### WRITTEN EXERCISE
Quote each of the following rows word for word.

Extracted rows

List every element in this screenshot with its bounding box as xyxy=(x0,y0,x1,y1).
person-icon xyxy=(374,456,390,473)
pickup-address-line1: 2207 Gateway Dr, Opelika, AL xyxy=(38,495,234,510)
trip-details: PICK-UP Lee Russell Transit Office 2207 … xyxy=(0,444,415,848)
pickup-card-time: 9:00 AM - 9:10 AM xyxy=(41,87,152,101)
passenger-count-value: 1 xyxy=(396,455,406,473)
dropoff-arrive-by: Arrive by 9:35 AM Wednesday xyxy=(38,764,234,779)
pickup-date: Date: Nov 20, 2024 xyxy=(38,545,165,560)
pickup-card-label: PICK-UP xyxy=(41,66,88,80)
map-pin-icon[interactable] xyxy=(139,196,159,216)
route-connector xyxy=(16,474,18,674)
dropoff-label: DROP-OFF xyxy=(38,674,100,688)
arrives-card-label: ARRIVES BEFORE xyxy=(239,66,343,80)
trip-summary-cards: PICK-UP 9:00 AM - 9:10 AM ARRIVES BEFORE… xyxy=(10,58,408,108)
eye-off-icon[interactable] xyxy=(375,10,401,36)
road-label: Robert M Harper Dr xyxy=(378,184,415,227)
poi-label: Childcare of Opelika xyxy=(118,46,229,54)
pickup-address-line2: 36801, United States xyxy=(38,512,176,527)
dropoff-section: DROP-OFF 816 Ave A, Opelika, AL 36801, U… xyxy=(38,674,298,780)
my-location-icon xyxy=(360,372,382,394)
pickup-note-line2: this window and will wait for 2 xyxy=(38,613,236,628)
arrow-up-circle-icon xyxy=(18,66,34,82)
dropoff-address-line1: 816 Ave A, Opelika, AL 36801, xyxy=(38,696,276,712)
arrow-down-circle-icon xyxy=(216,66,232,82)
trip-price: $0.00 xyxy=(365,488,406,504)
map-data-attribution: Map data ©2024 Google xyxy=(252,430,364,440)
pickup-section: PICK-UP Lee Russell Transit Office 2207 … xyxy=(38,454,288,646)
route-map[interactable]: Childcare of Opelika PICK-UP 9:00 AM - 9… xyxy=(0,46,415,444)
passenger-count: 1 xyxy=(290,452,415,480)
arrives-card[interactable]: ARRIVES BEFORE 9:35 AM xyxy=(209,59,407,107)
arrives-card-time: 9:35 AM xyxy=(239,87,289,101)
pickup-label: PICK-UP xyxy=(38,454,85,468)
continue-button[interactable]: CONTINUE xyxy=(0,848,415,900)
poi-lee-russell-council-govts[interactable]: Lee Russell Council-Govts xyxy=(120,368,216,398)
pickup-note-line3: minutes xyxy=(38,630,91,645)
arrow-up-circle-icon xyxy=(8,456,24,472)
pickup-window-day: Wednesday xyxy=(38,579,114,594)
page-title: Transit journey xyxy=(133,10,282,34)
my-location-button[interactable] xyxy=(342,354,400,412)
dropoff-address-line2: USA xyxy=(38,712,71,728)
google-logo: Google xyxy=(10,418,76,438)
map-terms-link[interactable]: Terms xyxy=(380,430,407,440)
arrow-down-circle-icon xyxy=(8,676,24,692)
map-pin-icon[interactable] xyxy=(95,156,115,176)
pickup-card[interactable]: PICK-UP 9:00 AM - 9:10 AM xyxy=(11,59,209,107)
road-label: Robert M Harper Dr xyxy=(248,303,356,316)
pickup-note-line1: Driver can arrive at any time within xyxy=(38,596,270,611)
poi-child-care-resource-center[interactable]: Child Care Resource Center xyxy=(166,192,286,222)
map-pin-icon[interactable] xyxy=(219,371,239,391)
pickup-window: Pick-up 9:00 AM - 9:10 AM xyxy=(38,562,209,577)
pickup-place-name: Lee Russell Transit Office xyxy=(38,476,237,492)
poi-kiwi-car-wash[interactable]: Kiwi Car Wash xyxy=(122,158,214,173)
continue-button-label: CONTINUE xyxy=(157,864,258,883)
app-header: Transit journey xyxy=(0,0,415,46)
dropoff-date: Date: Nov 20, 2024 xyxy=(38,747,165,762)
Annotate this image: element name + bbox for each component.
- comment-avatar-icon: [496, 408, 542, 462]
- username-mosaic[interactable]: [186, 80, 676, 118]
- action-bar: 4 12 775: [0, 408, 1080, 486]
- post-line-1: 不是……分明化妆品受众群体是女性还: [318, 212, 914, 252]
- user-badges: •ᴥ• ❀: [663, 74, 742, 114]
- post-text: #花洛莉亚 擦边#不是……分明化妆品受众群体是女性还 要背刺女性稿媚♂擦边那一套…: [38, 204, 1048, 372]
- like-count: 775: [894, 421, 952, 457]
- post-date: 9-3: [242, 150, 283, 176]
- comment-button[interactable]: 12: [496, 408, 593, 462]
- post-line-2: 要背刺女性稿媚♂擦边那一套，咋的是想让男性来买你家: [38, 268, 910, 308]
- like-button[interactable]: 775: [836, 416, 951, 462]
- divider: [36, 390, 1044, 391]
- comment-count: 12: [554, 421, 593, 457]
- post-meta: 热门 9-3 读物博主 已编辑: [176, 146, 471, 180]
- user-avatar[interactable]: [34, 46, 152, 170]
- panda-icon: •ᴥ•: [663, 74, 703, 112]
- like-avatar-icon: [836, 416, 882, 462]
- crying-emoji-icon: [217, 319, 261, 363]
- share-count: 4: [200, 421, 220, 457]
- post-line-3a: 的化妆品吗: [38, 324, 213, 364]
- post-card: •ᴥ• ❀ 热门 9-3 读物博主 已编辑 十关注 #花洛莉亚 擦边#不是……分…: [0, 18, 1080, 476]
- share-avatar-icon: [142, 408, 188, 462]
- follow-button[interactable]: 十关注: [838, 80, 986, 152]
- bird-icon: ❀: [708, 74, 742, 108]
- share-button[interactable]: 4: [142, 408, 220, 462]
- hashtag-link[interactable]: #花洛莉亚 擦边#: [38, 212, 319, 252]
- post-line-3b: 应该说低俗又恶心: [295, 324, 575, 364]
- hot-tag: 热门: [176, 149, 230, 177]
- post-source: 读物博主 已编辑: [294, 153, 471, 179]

### RESULT FOR THIS TASK
List every element in this screenshot with its bounding box as xyxy=(x0,y0,x1,y1).
person-icon xyxy=(374,456,390,473)
pickup-address-line1: 2207 Gateway Dr, Opelika, AL xyxy=(38,495,234,510)
trip-details: PICK-UP Lee Russell Transit Office 2207 … xyxy=(0,444,415,848)
pickup-card-time: 9:00 AM - 9:10 AM xyxy=(41,87,152,101)
passenger-count-value: 1 xyxy=(396,455,406,473)
dropoff-arrive-by: Arrive by 9:35 AM Wednesday xyxy=(38,764,234,779)
pickup-date: Date: Nov 20, 2024 xyxy=(38,545,165,560)
pickup-card-label: PICK-UP xyxy=(41,66,88,80)
map-pin-icon[interactable] xyxy=(139,196,159,216)
route-connector xyxy=(16,474,18,674)
dropoff-label: DROP-OFF xyxy=(38,674,100,688)
arrives-card-label: ARRIVES BEFORE xyxy=(239,66,343,80)
trip-summary-cards: PICK-UP 9:00 AM - 9:10 AM ARRIVES BEFORE… xyxy=(10,58,408,108)
eye-off-icon[interactable] xyxy=(375,10,401,36)
road-label: Robert M Harper Dr xyxy=(378,184,415,227)
poi-label: Childcare of Opelika xyxy=(118,46,229,54)
pickup-address-line2: 36801, United States xyxy=(38,512,176,527)
dropoff-section: DROP-OFF 816 Ave A, Opelika, AL 36801, U… xyxy=(38,674,298,780)
my-location-icon xyxy=(360,372,382,394)
pickup-note-line2: this window and will wait for 2 xyxy=(38,613,236,628)
arrow-up-circle-icon xyxy=(18,66,34,82)
dropoff-address-line1: 816 Ave A, Opelika, AL 36801, xyxy=(38,696,276,712)
arrow-down-circle-icon xyxy=(216,66,232,82)
trip-price: $0.00 xyxy=(365,488,406,504)
map-data-attribution: Map data ©2024 Google xyxy=(252,430,364,440)
pickup-section: PICK-UP Lee Russell Transit Office 2207 … xyxy=(38,454,288,646)
route-map[interactable]: Childcare of Opelika PICK-UP 9:00 AM - 9… xyxy=(0,46,415,444)
passenger-count: 1 xyxy=(290,452,415,480)
arrives-card[interactable]: ARRIVES BEFORE 9:35 AM xyxy=(209,59,407,107)
arrives-card-time: 9:35 AM xyxy=(239,87,289,101)
pickup-label: PICK-UP xyxy=(38,454,85,468)
continue-button[interactable]: CONTINUE xyxy=(0,848,415,900)
poi-lee-russell-council-govts[interactable]: Lee Russell Council-Govts xyxy=(120,368,216,398)
pickup-note-line3: minutes xyxy=(38,630,91,645)
arrow-up-circle-icon xyxy=(8,456,24,472)
pickup-window-day: Wednesday xyxy=(38,579,114,594)
page-title: Transit journey xyxy=(133,10,282,34)
my-location-button[interactable] xyxy=(342,354,400,412)
dropoff-address-line2: USA xyxy=(38,712,71,728)
google-logo: Google xyxy=(10,418,76,438)
map-terms-link[interactable]: Terms xyxy=(380,430,407,440)
arrow-down-circle-icon xyxy=(8,676,24,692)
map-pin-icon[interactable] xyxy=(95,156,115,176)
pickup-card[interactable]: PICK-UP 9:00 AM - 9:10 AM xyxy=(11,59,209,107)
road-label: Robert M Harper Dr xyxy=(248,303,356,316)
pickup-note-line1: Driver can arrive at any time within xyxy=(38,596,270,611)
poi-child-care-resource-center[interactable]: Child Care Resource Center xyxy=(166,192,286,222)
map-pin-icon[interactable] xyxy=(219,371,239,391)
pickup-window: Pick-up 9:00 AM - 9:10 AM xyxy=(38,562,209,577)
pickup-place-name: Lee Russell Transit Office xyxy=(38,476,237,492)
poi-kiwi-car-wash[interactable]: Kiwi Car Wash xyxy=(122,158,214,173)
continue-button-label: CONTINUE xyxy=(157,864,258,883)
app-header: Transit journey xyxy=(0,0,415,46)
dropoff-date: Date: Nov 20, 2024 xyxy=(38,747,165,762)
Annotate this image: element name + bbox for each component.
- comment-avatar-icon: [496, 408, 542, 462]
- username-mosaic[interactable]: [186, 80, 676, 118]
- action-bar: 4 12 775: [0, 408, 1080, 486]
- post-line-1: 不是……分明化妆品受众群体是女性还: [318, 212, 914, 252]
- user-badges: •ᴥ• ❀: [663, 74, 742, 114]
- post-text: #花洛莉亚 擦边#不是……分明化妆品受众群体是女性还 要背刺女性稿媚♂擦边那一套…: [38, 204, 1048, 372]
- like-count: 775: [894, 421, 952, 457]
- post-date: 9-3: [242, 150, 283, 176]
- comment-button[interactable]: 12: [496, 408, 593, 462]
- post-line-2: 要背刺女性稿媚♂擦边那一套，咋的是想让男性来买你家: [38, 268, 910, 308]
- like-button[interactable]: 775: [836, 416, 951, 462]
- divider: [36, 390, 1044, 391]
- comment-count: 12: [554, 421, 593, 457]
- post-meta: 热门 9-3 读物博主 已编辑: [176, 146, 471, 180]
- user-avatar[interactable]: [34, 46, 152, 170]
- panda-icon: •ᴥ•: [663, 74, 703, 112]
- like-avatar-icon: [836, 416, 882, 462]
- crying-emoji-icon: [217, 319, 261, 363]
- share-count: 4: [200, 421, 220, 457]
- post-line-3a: 的化妆品吗: [38, 324, 213, 364]
- post-card: •ᴥ• ❀ 热门 9-3 读物博主 已编辑 十关注 #花洛莉亚 擦边#不是……分…: [0, 18, 1080, 476]
- share-avatar-icon: [142, 408, 188, 462]
- follow-button[interactable]: 十关注: [838, 80, 986, 152]
- bird-icon: ❀: [708, 74, 742, 108]
- share-button[interactable]: 4: [142, 408, 220, 462]
- hashtag-link[interactable]: #花洛莉亚 擦边#: [38, 212, 319, 252]
- post-line-3b: 应该说低俗又恶心: [295, 324, 575, 364]
- hot-tag: 热门: [176, 149, 230, 177]
- post-source: 读物博主 已编辑: [294, 153, 471, 179]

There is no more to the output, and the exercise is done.